▸ QUOTED TEXT:
TypeScript is fantastic, but without Json Decoders, your code (probably) isn't type safe.
10 min read
·
By Tarjei Skjærset
·
December 22, 2021
Let me introduce you to a library I made to solve a pressing problem in the TypeScript space, and convince you it is something you need in your app.
It is called typescript-json-decoder
and can be found over on github here: https://github.com/tskj/typescript-json-decoder. It's MIT licenced, tiny, dependency free, and works in any TypeScript environment where you might read external data, such as a React app, or any frontend app written i TypeScript really, or a backend app on Node or Deno.
To set the stage, let me first explain briefly what TypeScript is and what problems it tries to solve.
TypeScript is fantastic, working in a fully typed app is a great experience. It is in fact significantly better than traditional languages, and makes Java, C#, and friends, seem like dynamically typed languages in comparison.
Let me give a quick example of the kind of things that TypeScript does. The following code is just a simple example of some code you might see in your application, some functions passing a User
object around.
const upsertUser = (x: User | null) => {
if (x !== null) {
doToUser(x);
}
// ...
};
const doToUser = (x: User) => {
console.log(x.username);
};
Here TypeScript helps you manage the types of your values, letting you access the username
property on the User
object - but only if it isn't null
. Compared to regular, untyped JavaScript this is a lot of help in reminding you what your functions can and cannot do. But even compared to C# or Java, TypeScript "remembers" that you have checked for null
in the first function, and allows you to skip the null check in the second. This is the philosophy of having a fully typed app, doing the right thing with as little friction as possible, and only allowing legal operations to compile. This way you have no runtime errors.
Or is it so simple? Let us have a look at some more code. For example, a very standard way you might load the data about the User
s is the following.
const getUsers = () =>
fetch('/users').then(x => x.json()) as Promise<LoggedInUsers>;
Pretty standard way of fetching data from an API in a frontend app. In addition to this code, you might have a separate file with some type definitions that mirror the API. That is, you have manually typed the JSON API with some matching TypeScript types, and that might look a bit like the following.
type User = {
username: string;
dateOfBirth: Date;
password: string;
}
type LoggedInUsers = User[]
Just to flesh out the picture of what we're talking about, the following is what a corresponding HTTP request / response might look like.
GET /users
[
{
"username": "AzureDiamond",
"dateOfBirth": "2004-06-03",
"password": "hunter2"
},
...
]
Notice how the response JSON corresponds to our type, it is a list of objects which have a "username"
key with a string
value, a "dateOfBirth"
key with a Date
value, and a "password"
key with a string
password in cleartext as a value. And here lies our problem. Our astute readers will have noticed that the "dateOfBirth"

▸ GIVEN INSTRUCTION 1:
Render the entries from their start through the line containing "qlogic-logo: QLOGIC (110, 61, 185, 109)" as a JSON list of strings, one string per line, with blank lines omitted.
The entries that follow have nothing to do with the article.

▸ DATA SHOWN:
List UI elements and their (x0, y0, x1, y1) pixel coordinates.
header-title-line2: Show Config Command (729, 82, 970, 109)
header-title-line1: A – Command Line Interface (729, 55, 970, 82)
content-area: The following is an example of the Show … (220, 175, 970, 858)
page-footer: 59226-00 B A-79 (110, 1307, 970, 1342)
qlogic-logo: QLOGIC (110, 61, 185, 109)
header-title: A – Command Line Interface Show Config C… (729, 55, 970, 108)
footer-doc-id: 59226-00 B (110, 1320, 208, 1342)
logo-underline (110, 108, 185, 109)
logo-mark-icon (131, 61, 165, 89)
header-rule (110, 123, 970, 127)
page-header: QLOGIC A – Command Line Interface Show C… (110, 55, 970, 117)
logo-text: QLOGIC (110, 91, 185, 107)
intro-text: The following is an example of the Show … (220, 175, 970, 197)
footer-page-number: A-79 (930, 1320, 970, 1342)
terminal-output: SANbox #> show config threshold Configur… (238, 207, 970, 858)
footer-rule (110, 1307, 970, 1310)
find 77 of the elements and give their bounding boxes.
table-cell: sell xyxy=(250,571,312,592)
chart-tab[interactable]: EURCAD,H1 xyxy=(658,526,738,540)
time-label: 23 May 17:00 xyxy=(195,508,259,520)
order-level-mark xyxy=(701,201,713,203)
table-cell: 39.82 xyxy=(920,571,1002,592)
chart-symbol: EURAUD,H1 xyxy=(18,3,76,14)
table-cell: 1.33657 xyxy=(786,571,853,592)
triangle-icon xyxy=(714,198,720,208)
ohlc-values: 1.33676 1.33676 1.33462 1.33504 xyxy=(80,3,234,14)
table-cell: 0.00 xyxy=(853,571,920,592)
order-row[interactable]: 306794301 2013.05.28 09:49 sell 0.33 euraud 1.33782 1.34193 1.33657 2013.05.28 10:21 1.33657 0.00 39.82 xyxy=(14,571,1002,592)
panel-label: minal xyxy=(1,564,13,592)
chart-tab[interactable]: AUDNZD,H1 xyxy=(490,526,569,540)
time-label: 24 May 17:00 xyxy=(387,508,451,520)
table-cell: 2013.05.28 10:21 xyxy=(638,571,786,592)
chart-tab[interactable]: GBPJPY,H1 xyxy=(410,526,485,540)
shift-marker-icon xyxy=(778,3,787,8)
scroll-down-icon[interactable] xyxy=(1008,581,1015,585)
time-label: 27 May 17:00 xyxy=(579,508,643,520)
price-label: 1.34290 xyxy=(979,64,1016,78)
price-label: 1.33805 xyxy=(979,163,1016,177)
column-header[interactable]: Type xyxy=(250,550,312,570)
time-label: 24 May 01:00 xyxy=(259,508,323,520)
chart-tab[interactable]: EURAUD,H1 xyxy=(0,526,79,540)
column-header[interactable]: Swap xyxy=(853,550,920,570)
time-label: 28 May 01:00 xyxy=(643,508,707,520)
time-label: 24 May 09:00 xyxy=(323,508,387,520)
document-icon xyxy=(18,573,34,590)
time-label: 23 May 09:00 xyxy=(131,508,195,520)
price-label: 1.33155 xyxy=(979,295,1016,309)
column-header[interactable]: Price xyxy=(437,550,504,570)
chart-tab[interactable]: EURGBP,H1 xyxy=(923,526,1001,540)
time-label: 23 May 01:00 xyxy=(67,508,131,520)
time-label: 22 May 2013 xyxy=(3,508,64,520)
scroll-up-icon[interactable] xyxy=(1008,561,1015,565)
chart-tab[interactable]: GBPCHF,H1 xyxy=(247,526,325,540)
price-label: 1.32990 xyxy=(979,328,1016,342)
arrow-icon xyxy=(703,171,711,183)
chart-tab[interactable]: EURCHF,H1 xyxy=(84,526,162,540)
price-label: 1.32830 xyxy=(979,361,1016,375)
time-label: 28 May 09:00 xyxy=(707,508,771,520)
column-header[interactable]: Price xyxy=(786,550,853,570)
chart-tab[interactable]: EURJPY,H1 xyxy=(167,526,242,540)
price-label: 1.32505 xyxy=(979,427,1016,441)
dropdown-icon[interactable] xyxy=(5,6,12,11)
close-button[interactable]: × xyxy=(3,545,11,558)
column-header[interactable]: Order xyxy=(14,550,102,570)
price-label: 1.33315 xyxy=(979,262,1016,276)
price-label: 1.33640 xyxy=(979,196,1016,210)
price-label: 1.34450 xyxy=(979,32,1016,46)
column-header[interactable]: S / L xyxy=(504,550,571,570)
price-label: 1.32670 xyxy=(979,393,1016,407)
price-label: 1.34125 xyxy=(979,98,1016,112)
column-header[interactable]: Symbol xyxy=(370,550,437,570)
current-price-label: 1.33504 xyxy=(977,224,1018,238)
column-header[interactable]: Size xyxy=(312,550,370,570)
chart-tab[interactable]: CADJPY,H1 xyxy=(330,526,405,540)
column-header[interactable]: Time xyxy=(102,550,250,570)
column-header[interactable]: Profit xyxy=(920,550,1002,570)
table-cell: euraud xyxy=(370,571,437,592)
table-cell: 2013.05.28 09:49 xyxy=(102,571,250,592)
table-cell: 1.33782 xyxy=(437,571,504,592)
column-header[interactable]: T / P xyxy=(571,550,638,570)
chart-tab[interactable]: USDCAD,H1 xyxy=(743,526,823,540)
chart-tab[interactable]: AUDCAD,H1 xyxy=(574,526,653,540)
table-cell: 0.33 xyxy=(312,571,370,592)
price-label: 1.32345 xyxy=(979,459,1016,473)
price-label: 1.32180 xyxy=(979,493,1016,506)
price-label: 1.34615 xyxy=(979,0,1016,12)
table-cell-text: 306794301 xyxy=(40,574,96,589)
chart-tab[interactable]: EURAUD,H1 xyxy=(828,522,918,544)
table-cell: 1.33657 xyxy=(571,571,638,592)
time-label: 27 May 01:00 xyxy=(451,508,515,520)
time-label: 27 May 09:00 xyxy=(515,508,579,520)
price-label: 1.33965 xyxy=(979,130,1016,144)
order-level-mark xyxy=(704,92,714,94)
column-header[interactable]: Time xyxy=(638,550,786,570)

▸ GIVEN INSTRUCTION 2:
Under what license does the article say typescript-json-decoder is released?

▸ RESPONSE 1:
[
  "List UI elements and their (x0, y0, x1, y1) pixel coordinates.",
  "header-title-line2: Show Config Command (729, 82, 970, 109)",
  "header-title-line1: A – Command Line Interface (729, 55, 970, 82)",
  "content-area: The following is an example of the Show … (220, 175, 970, 858)",
  "page-footer: 59226-00 B A-79 (110, 1307, 970, 1342)",
  "qlogic-logo: QLOGIC (110, 61, 185, 109)"
]

▸ RESPONSE 2:
MIT